▶ TASK TO CARRY OUT
Write out the records again, exactly, leaving none out.

▶ MATERIAL
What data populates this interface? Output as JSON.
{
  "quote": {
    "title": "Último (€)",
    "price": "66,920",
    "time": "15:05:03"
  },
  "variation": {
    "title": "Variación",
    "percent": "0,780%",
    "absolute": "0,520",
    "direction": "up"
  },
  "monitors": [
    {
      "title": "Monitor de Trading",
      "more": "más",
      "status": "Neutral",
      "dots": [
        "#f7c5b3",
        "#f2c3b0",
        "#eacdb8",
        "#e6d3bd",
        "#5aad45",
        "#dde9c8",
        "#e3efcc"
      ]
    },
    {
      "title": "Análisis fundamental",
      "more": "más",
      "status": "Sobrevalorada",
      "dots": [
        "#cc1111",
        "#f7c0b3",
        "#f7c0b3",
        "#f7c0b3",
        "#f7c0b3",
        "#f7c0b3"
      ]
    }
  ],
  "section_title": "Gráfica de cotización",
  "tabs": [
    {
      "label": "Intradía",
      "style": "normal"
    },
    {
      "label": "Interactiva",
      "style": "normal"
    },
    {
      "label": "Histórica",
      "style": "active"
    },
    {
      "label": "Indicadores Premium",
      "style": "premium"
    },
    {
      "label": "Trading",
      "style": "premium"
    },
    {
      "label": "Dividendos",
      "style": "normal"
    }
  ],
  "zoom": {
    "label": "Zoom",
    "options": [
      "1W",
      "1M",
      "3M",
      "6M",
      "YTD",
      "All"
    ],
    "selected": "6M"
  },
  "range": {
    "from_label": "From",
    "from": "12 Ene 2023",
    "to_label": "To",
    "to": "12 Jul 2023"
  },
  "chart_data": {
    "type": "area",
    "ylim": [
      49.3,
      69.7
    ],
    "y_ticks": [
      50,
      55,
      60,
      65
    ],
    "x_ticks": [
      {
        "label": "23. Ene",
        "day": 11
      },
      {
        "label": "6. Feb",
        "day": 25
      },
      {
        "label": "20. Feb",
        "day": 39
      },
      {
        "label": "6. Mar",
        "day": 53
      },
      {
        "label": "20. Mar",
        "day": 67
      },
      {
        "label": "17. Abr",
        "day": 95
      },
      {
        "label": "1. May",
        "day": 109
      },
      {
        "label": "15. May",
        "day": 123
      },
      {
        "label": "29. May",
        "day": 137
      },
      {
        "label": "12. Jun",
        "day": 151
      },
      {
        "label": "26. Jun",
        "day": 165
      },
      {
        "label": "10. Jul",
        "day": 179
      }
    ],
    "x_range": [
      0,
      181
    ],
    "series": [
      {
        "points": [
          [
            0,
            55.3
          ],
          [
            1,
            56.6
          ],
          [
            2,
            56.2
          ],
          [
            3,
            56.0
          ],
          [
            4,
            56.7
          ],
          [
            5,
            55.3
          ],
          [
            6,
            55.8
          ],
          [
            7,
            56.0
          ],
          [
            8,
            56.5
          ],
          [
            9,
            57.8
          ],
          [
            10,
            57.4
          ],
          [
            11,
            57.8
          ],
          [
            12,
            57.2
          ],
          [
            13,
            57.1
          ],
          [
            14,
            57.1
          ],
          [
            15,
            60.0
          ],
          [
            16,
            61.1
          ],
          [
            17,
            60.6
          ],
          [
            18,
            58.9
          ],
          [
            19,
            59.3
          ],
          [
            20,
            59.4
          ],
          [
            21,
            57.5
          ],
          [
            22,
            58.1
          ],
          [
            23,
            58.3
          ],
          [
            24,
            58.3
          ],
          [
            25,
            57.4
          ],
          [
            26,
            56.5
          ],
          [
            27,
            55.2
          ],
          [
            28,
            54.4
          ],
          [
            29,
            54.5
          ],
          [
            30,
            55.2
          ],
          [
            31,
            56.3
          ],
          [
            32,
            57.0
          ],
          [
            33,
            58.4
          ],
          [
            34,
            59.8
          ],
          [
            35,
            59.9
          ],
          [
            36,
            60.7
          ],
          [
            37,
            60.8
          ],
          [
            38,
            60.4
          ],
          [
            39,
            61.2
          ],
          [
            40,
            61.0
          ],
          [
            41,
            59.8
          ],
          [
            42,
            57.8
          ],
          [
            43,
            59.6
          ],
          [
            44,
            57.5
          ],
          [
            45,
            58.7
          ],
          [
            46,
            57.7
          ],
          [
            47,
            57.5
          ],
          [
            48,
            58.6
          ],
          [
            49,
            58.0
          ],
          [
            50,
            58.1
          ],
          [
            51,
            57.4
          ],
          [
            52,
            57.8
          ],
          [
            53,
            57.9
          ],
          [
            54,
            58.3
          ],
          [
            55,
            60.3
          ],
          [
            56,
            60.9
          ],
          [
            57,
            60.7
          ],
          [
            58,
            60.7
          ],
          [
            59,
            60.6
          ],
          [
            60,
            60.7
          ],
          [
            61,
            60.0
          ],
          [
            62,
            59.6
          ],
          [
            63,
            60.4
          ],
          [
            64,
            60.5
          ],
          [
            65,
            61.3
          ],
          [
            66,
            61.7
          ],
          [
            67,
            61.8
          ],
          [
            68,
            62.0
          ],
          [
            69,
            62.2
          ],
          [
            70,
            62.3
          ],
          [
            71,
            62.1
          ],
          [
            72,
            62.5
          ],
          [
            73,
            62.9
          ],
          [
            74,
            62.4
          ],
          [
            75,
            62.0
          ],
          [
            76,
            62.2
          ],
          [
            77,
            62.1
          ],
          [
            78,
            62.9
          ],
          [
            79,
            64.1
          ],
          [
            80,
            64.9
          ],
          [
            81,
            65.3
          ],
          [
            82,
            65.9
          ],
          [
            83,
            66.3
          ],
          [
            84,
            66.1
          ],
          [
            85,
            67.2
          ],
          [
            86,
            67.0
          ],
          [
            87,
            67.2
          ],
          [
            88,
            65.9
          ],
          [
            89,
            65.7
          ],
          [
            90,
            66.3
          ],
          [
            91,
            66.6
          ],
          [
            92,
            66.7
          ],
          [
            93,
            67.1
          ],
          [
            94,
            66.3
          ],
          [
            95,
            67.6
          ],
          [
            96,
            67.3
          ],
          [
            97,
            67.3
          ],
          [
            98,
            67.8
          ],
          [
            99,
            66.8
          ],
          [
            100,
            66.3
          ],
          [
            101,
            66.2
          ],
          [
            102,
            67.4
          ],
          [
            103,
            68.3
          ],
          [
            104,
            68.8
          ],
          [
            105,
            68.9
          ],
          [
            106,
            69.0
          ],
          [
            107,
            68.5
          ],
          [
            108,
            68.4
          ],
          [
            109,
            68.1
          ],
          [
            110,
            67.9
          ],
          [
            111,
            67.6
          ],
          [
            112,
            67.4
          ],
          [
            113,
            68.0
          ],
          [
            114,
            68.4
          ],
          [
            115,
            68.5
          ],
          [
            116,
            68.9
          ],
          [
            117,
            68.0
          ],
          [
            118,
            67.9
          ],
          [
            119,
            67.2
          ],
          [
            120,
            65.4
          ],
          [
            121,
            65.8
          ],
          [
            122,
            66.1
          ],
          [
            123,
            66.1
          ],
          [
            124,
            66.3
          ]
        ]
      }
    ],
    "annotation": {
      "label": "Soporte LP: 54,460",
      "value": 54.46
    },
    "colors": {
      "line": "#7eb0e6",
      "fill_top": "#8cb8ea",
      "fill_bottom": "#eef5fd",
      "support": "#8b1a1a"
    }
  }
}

▶ FINISHED ANSWER
What data populates this interface? Output as JSON.
{
  "quote": {
    "title": "Último (€)",
    "price": "66,920",
    "time": "15:05:03"
  },
  "variation": {
    "title": "Variación",
    "percent": "0,780%",
    "absolute": "0,520",
    "direction": "up"
  },
  "monitors": [
    {
      "title": "Monitor de Trading",
      "more": "más",
      "status": "Neutral",
      "dots": [
        "#f7c5b3",
        "#f2c3b0",
        "#eacdb8",
        "#e6d3bd",
        "#5aad45",
        "#dde9c8",
        "#e3efcc"
      ]
    },
    {
      "title": "Análisis fundamental",
      "more": "más",
      "status": "Sobrevalorada",
      "dots": [
        "#cc1111",
        "#f7c0b3",
        "#f7c0b3",
        "#f7c0b3",
        "#f7c0b3",
        "#f7c0b3"
      ]
    }
  ],
  "section_title": "Gráfica de cotización",
  "tabs": [
    {
      "label": "Intradía",
      "style": "normal"
    },
    {
      "label": "Interactiva",
      "style": "normal"
    },
    {
      "label": "Histórica",
      "style": "active"
    },
    {
      "label": "Indicadores Premium",
      "style": "premium"
    },
    {
      "label": "Trading",
      "style": "premium"
    },
    {
      "label": "Dividendos",
      "style": "normal"
    }
  ],
  "zoom": {
    "label": "Zoom",
    "options": [
      "1W",
      "1M",
      "3M",
      "6M",
      "YTD",
      "All"
    ],
    "selected": "6M"
  },
  "range": {
    "from_label": "From",
    "from": "12 Ene 2023",
    "to_label": "To",
    "to": "12 Jul 2023"
  },
  "chart_data": {
    "type": "area",
    "ylim": [
      49.3,
      69.7
    ],
    "y_ticks": [
      50,
      55,
      60,
      65
    ],
    "x_ticks": [
      {
        "label": "23. Ene",
        "day": 11
      },
      {
        "label": "6. Feb",
        "day": 25
      },
      {
        "label": "20. Feb",
        "day": 39
      },
      {
        "label": "6. Mar",
        "day": 53
      },
      {
        "label": "20. Mar",
        "day": 67
      },
      {
        "label": "17. Abr",
        "day": 95
      },
      {
        "label": "1. May",
        "day": 109
      },
      {
        "label": "15. May",
        "day": 123
      },
      {
        "label": "29. May",
        "day": 137
      },
      {
        "label": "12. Jun",
        "day": 151
      },
      {
        "label": "26. Jun",
        "day": 165
      },
      {
        "label": "10. Jul",
        "day": 179
      }
    ],
    "x_range": [
      0,
      181
    ],
    "series": [
      {
        "points": [
          [
            0,
            55.3
          ],
          [
            1,
            56.6
          ],
          [
            2,
            56.2
          ],
          [
            3,
            56.0
          ],
          [
            4,
            56.7
          ],
          [
            5,
            55.3
          ],
          [
            6,
            55.8
          ],
          [
            7,
            56.0
          ],
          [
            8,
            56.5
          ],
          [
            9,
            57.8
          ],
          [
            10,
            57.4
          ],
          [
            11,
            57.8
          ],
          [
            12,
            57.2
          ],
          [
            13,
            57.1
          ],
          [
            14,
            57.1
          ],
          [
            15,
            60.0
          ],
          [
            16,
            61.1
          ],
          [
            17,
            60.6
          ],
          [
            18,
            58.9
          ],
          [
            19,
            59.3
          ],
          [
            20,
            59.4
          ],
          [
            21,
            57.5
          ],
          [
            22,
            58.1
          ],
          [
            23,
            58.3
          ],
          [
            24,
            58.3
          ],
          [
            25,
            57.4
          ],
          [
            26,
            56.5
          ],
          [
            27,
            55.2
          ],
          [
            28,
            54.4
          ],
          [
            29,
            54.5
          ],
          [
            30,
            55.2
          ],
          [
            31,
            56.3
          ],
          [
            32,
            57.0
          ],
          [
            33,
            58.4
          ],
          [
            34,
            59.8
          ],
          [
            35,
            59.9
          ],
          [
            36,
            60.7
          ],
          [
            37,
            60.8
          ],
          [
            38,
            60.4
          ],
          [
            39,
            61.2
          ],
          [
            40,
            61.0
          ],
          [
            41,
            59.8
          ],
          [
            42,
            57.8
          ],
          [
            43,
            59.6
          ],
          [
            44,
            57.5
          ],
          [
            45,
            58.7
          ],
          [
            46,
            57.7
          ],
          [
            47,
            57.5
          ],
          [
            48,
            58.6
          ],
          [
            49,
            58.0
          ],
          [
            50,
            58.1
          ],
          [
            51,
            57.4
          ],
          [
            52,
            57.8
          ],
          [
            53,
            57.9
          ],
          [
            54,
            58.3
          ],
          [
            55,
            60.3
          ],
          [
            56,
            60.9
          ],
          [
            57,
            60.7
          ],
          [
            58,
            60.7
          ],
          [
            59,
            60.6
          ],
          [
            60,
            60.7
          ],
          [
            61,
            60.0
          ],
          [
            62,
            59.6
          ],
          [
            63,
            60.4
          ],
          [
            64,
            60.5
          ],
          [
            65,
            61.3
          ],
          [
            66,
            61.7
          ],
          [
            67,
            61.8
          ],
          [
            68,
            62.0
          ],
          [
            69,
            62.2
          ],
          [
            70,
            62.3
          ],
          [
            71,
            62.1
          ],
          [
            72,
            62.5
          ],
          [
            73,
            62.9
          ],
          [
            74,
            62.4
          ],
          [
            75,
            62.0
          ],
          [
            76,
            62.2
          ],
          [
            77,
            62.1
          ],
          [
            78,
            62.9
          ],
          [
            79,
            64.1
          ],
          [
            80,
            64.9
          ],
          [
            81,
            65.3
          ],
          [
            82,
            65.9
          ],
          [
            83,
            66.3
          ],
          [
            84,
            66.1
          ],
          [
            85,
            67.2
          ],
          [
            86,
            67.0
          ],
          [
            87,
            67.2
          ],
          [
            88,
            65.9
          ],
          [
            89,
            65.7
          ],
          [
            90,
            66.3
          ],
          [
            91,
            66.6
          ],
          [
            92,
            66.7
          ],
          [
            93,
            67.1
          ],
          [
            94,
            66.3
          ],
          [
            95,
            67.6
          ],
          [
            96,
            67.3
          ],
          [
            97,
            67.3
          ],
          [
            98,
            67.8
          ],
          [
            99,
            66.8
          ],
          [
            100,
            66.3
          ],
          [
            101,
            66.2
          ],
          [
            102,
            67.4
          ],
          [
            103,
            68.3
          ],
          [
            104,
            68.8
          ],
          [
            105,
            68.9
          ],
          [
            106,
            69.0
          ],
          [
            107,
            68.5
          ],
          [
            108,
            68.4
          ],
          [
            109,
            68.1
          ],
          [
            110,
            67.9
          ],
          [
            111,
            67.6
          ],
          [
            112,
            67.4
          ],
          [
            113,
            68.0
          ],
          [
            114,
            68.4
          ],
          [
            115,
            68.5
          ],
          [
            116,
            68.9
          ],
          [
            117,
            68.0
          ],
          [
            118,
            67.9
          ],
          [
            119,
            67.2
          ],
          [
            120,
            65.4
          ],
          [
            121,
            65.8
          ],
          [
            122,
            66.1
          ],
          [
            123,
            66.1
          ],
          [
            124,
            66.3
          ]
        ]
      }
    ],
    "annotation": {
      "label": "Soporte LP: 54,460",
      "value": 54.46
    },
    "colors": {
      "line": "#7eb0e6",
      "fill_top": "#8cb8ea",
      "fill_bottom": "#eef5fd",
      "support": "#8b1a1a"
    }
  }
}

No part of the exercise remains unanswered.